What to work on: Could you rewrite the lines from the first one through the line containing "eee-logo: EEE Extreme", inclusive, with "bounding boxes" changed to "box coordinates" and nothing else altered, and give back only those lines?

** Begin **

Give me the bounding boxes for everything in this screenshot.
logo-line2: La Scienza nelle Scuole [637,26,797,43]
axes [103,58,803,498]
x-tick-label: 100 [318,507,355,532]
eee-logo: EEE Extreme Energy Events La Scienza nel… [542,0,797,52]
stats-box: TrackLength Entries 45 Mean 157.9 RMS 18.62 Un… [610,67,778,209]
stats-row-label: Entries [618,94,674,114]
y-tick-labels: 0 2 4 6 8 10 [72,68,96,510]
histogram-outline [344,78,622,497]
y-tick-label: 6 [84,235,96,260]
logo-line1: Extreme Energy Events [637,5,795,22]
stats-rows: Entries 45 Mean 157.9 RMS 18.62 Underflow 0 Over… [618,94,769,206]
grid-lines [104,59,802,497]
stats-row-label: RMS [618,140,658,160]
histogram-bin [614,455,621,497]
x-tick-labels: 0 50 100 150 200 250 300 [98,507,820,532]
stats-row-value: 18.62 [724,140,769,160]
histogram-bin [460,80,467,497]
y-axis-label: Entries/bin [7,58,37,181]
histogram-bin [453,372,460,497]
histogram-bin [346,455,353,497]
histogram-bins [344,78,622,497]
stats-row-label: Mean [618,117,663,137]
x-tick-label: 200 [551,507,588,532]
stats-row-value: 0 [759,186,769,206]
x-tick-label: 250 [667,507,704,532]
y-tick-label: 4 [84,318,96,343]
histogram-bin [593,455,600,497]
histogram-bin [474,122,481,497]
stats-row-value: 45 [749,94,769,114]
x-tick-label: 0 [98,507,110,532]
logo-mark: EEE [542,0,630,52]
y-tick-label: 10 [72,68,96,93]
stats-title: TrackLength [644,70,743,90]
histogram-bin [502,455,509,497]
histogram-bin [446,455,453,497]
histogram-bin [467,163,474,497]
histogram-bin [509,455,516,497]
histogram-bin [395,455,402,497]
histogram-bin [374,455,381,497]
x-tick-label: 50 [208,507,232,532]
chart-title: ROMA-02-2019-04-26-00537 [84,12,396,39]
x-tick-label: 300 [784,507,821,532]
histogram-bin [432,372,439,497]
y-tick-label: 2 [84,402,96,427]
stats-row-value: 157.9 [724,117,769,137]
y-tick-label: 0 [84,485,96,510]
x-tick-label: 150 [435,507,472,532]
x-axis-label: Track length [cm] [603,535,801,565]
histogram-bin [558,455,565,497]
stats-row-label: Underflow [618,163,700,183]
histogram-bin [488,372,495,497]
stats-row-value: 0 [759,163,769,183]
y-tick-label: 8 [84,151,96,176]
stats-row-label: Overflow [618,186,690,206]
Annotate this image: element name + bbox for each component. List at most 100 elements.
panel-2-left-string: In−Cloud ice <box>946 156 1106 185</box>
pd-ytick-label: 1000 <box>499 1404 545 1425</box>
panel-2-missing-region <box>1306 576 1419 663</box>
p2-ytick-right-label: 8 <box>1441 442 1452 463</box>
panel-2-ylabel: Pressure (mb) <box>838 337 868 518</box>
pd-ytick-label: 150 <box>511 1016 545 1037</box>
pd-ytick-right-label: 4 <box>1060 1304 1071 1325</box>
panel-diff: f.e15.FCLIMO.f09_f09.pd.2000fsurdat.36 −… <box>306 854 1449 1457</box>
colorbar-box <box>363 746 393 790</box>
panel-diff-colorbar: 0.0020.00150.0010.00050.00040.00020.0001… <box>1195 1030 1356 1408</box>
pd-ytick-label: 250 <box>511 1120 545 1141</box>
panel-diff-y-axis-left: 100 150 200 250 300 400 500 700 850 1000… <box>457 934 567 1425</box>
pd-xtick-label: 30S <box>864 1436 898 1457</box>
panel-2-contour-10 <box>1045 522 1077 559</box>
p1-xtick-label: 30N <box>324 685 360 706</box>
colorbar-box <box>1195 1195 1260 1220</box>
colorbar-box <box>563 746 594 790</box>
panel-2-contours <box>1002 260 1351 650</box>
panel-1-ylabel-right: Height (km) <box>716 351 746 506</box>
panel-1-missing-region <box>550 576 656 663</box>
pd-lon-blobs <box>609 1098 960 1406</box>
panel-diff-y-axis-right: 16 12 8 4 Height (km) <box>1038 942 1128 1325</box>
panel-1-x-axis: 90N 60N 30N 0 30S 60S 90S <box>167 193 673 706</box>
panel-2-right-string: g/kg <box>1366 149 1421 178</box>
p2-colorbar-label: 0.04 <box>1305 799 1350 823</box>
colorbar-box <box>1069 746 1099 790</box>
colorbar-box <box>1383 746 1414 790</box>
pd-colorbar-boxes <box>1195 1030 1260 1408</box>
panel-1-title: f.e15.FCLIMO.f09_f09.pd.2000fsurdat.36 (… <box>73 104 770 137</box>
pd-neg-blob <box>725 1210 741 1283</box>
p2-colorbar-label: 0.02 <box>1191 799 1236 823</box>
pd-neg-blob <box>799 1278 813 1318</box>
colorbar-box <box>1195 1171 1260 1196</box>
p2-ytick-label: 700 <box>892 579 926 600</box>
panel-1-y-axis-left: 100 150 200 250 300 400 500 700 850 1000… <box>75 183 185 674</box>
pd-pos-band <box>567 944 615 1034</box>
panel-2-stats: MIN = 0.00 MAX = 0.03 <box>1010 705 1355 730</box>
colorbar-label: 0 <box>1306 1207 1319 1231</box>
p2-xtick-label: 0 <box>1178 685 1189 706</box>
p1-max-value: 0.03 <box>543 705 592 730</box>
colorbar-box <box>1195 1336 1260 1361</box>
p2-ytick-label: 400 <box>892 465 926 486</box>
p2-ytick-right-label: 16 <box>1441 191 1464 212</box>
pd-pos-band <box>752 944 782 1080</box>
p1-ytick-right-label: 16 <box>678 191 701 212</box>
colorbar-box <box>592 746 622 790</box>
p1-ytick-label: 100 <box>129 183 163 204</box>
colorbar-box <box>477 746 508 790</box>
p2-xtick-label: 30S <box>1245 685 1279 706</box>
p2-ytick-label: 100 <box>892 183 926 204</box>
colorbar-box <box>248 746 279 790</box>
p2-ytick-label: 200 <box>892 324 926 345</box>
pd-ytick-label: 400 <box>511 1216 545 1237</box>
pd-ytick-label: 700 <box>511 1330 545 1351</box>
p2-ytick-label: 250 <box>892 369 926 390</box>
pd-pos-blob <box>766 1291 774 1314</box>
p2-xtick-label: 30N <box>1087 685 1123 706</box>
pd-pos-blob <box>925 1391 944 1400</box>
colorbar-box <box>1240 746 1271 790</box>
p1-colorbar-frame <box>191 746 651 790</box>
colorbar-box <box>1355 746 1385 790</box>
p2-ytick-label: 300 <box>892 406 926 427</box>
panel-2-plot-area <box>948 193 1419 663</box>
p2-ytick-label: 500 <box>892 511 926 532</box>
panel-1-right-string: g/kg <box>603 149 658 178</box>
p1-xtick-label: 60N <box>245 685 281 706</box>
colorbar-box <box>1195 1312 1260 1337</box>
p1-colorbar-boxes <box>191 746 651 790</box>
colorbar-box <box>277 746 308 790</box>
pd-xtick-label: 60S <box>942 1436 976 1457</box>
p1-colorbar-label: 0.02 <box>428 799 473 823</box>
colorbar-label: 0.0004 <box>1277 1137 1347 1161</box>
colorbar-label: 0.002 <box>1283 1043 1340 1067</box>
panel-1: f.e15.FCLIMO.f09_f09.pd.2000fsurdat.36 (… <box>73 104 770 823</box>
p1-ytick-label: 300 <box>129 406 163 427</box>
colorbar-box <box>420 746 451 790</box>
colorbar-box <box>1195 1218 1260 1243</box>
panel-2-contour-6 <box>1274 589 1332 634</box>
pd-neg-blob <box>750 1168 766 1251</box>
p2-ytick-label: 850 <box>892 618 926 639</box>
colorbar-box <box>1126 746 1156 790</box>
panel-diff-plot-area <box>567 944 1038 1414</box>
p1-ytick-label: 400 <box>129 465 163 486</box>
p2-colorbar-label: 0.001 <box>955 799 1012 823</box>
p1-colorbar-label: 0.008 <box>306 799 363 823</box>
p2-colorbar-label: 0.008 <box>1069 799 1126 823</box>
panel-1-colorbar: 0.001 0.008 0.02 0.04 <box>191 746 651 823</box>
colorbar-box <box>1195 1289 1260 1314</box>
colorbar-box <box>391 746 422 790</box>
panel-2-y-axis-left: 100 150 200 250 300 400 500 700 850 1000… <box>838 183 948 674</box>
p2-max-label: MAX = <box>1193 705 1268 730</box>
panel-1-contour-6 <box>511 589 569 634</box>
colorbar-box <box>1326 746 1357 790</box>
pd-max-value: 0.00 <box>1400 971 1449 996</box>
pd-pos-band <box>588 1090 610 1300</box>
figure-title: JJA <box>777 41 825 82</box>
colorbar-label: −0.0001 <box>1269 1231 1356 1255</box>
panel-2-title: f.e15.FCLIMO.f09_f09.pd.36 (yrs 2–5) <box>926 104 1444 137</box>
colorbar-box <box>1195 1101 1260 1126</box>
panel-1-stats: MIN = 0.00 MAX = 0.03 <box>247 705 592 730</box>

** End **

The output:
Give me the box coordinates for everything in this screenshot.
logo-line2: La Scienza nelle Scuole [637,26,797,43]
axes [103,58,803,498]
x-tick-label: 100 [318,507,355,532]
eee-logo: EEE Extreme Energy Events La Scienza nel… [542,0,797,52]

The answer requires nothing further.